Short exercise: From the entries that follow, pick out all lines holding "Фильтры".

Information supplied:
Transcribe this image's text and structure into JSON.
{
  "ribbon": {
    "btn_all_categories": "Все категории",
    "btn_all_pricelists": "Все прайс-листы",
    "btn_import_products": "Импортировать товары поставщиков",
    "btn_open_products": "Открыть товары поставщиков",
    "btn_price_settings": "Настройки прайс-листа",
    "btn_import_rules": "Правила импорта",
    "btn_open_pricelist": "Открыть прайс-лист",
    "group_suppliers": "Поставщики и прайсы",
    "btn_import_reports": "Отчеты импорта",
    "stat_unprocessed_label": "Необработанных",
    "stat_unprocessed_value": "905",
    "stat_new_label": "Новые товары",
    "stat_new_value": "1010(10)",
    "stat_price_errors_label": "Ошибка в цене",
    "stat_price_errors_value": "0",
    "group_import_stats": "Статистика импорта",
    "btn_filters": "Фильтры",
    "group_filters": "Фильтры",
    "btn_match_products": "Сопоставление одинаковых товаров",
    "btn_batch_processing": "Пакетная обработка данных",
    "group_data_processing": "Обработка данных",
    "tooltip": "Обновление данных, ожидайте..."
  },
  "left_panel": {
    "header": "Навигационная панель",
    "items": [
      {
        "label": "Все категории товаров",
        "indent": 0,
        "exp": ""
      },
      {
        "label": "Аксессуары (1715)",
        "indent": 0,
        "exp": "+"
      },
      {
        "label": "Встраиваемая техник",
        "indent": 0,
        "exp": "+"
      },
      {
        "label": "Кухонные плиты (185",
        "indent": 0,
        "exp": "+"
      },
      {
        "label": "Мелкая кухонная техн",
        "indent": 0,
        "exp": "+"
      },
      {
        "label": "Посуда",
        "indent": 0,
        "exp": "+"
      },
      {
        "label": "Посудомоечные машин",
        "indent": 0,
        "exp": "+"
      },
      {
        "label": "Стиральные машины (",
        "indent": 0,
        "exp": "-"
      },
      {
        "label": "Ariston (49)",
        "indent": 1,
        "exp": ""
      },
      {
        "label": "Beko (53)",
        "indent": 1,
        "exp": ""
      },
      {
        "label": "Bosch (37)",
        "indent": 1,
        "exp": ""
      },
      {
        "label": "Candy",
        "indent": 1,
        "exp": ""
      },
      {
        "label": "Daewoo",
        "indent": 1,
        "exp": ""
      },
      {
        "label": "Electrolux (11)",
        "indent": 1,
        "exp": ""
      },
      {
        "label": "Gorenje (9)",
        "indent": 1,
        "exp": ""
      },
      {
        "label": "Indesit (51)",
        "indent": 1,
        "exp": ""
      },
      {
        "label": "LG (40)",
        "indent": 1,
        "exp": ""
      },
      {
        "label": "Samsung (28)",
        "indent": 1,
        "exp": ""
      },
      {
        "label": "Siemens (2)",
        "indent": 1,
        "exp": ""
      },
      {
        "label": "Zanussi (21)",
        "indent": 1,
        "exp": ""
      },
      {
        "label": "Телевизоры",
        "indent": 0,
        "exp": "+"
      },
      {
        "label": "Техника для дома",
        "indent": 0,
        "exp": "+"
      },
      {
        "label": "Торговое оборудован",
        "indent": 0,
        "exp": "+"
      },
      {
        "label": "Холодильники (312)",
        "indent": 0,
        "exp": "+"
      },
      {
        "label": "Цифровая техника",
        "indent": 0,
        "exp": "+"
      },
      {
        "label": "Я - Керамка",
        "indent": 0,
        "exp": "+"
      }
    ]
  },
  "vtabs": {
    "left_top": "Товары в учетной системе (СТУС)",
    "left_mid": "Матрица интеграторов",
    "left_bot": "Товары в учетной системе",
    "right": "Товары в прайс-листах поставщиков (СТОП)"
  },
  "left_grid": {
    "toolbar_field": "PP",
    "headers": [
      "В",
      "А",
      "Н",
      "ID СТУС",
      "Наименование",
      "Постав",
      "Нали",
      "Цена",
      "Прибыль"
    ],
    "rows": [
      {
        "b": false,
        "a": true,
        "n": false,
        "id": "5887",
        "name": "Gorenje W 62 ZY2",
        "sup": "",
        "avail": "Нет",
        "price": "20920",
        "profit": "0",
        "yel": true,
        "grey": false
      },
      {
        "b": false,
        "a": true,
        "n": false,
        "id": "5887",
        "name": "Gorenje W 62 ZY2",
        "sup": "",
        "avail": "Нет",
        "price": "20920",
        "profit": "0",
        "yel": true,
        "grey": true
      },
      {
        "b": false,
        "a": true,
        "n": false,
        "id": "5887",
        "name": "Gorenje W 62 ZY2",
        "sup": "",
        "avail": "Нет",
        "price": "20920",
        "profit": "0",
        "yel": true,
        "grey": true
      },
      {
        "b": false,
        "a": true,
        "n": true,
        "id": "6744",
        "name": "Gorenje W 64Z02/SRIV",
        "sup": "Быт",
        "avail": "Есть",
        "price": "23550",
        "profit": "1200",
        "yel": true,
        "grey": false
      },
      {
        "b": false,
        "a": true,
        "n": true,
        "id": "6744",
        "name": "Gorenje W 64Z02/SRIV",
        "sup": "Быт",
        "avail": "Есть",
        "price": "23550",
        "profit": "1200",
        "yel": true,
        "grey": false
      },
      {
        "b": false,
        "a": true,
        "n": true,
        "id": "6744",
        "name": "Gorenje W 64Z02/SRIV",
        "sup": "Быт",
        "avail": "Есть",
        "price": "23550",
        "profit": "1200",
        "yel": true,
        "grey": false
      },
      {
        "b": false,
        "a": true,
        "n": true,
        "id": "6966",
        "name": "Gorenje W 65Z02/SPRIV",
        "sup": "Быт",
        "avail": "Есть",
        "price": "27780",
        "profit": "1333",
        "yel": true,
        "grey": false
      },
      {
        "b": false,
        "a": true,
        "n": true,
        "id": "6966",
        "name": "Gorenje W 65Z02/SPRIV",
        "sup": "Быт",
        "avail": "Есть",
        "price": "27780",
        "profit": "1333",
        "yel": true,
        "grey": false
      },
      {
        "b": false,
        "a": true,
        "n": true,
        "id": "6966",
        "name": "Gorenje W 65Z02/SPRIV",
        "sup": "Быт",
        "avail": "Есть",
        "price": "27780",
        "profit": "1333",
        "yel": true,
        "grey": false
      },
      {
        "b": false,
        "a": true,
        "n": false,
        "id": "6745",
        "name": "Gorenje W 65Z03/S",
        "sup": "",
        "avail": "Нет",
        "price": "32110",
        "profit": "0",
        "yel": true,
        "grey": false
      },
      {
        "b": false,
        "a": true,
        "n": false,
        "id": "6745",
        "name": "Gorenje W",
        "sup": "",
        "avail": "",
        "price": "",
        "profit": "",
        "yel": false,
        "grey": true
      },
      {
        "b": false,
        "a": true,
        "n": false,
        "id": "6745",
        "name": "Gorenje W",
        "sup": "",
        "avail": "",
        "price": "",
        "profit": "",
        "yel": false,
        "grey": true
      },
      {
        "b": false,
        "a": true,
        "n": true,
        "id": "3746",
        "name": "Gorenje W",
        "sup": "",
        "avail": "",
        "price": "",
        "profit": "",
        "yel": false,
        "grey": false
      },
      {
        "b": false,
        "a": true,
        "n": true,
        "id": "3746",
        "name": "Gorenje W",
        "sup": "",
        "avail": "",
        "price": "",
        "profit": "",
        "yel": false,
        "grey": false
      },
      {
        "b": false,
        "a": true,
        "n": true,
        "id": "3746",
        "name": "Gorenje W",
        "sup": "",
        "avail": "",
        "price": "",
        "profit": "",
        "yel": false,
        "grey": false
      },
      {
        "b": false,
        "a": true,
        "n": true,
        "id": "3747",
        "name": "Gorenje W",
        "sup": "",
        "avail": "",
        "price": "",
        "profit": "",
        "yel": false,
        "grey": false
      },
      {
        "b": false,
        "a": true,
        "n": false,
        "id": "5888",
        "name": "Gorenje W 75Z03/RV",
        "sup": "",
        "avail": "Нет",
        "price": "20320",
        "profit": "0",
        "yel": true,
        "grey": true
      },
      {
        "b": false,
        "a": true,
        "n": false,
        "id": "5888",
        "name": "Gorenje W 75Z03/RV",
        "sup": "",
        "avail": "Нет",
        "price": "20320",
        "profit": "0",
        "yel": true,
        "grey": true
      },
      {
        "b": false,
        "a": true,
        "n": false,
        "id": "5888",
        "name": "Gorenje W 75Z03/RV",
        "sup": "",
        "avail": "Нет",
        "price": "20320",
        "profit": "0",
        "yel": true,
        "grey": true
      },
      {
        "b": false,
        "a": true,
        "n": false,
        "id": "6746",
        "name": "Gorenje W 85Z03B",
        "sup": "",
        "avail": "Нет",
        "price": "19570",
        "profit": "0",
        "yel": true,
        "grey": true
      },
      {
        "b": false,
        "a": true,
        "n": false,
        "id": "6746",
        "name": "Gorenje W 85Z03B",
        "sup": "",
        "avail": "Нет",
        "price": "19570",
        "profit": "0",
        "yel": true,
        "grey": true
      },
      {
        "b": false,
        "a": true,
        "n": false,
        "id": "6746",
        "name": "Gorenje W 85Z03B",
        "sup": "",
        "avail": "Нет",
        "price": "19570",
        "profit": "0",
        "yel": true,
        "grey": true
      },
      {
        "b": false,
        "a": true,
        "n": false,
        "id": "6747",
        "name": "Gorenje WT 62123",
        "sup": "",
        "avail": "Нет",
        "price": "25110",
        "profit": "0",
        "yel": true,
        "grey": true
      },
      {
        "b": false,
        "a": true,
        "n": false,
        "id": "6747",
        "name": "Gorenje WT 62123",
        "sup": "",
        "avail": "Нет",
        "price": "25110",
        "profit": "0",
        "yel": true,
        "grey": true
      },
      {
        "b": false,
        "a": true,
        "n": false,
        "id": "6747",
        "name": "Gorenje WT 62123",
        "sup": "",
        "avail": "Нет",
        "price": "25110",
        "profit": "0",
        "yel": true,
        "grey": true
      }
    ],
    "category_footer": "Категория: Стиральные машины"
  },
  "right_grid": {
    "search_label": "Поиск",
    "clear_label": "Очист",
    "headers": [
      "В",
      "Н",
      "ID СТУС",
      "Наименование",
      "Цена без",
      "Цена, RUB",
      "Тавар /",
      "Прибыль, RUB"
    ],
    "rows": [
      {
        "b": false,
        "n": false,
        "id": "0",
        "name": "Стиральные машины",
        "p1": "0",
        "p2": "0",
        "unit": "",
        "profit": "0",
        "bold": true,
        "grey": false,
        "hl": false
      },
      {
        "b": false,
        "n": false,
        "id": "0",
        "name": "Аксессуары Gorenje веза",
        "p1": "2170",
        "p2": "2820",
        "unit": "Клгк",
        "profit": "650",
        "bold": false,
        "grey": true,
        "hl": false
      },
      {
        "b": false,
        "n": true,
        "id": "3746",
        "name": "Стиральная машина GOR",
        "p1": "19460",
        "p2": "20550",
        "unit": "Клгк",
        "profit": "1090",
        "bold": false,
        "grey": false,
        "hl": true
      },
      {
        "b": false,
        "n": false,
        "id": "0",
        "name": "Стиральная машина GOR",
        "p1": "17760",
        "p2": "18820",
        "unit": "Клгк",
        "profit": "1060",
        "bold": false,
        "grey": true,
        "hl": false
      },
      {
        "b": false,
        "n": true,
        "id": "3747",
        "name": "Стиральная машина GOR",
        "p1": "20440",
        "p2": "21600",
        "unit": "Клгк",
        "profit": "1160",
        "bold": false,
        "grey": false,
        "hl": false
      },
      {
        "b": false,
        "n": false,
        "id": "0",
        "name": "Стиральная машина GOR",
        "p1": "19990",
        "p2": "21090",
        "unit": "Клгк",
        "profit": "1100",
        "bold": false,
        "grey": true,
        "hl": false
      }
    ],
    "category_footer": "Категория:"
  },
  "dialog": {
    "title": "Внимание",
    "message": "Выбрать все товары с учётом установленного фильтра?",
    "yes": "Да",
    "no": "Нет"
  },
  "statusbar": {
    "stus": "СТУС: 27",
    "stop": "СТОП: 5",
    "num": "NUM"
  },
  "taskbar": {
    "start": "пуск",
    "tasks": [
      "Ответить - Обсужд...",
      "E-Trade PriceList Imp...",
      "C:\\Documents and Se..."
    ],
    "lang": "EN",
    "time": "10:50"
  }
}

The reply:
    "btn_filters": "Фильтры",
    "group_filters": "Фильтры",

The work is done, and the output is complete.